§ GIVEN TASK:
Extract each line holding the word "Trusses" from the entries.

--- --- ---

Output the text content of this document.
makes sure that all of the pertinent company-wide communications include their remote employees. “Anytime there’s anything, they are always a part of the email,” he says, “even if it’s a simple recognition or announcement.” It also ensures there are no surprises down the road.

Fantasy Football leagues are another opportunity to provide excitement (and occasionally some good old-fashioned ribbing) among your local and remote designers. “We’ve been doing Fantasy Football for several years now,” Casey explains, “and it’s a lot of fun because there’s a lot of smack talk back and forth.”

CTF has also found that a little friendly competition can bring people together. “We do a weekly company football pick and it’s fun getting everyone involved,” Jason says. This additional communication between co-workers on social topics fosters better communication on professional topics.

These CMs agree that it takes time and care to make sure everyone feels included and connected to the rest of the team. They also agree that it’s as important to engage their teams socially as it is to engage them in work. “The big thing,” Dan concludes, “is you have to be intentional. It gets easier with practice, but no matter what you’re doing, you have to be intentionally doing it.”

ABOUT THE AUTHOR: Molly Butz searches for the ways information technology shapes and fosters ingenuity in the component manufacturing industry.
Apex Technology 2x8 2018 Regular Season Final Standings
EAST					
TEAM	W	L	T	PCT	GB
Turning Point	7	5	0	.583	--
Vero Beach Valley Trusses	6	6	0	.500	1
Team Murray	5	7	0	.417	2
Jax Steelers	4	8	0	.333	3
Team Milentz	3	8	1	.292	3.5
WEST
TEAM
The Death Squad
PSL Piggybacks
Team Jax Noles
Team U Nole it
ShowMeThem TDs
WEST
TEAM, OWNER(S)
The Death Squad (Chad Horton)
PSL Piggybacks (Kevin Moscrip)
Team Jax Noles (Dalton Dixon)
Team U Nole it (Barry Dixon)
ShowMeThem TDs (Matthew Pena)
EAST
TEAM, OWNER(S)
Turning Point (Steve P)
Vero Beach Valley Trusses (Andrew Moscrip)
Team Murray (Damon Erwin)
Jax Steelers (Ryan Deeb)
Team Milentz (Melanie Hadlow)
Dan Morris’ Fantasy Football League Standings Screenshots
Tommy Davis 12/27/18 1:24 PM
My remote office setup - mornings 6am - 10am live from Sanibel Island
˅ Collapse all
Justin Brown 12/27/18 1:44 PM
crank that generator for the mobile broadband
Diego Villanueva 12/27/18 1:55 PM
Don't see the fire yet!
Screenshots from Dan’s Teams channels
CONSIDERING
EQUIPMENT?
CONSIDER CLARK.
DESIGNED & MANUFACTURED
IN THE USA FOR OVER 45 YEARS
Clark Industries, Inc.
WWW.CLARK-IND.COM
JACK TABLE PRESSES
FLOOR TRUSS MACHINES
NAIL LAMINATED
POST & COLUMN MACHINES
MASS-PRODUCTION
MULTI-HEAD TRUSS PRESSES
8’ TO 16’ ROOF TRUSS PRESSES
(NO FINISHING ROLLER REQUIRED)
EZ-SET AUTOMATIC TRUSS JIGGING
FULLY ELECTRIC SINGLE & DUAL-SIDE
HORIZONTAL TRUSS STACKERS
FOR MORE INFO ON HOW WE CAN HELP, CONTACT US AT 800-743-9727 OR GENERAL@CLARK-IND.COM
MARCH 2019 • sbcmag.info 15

--- --- ---

§ FINAL RESULT:
Vero Beach Valley Trusses	6	6	0	.500	1
Vero Beach Valley Trusses (Andrew Moscrip)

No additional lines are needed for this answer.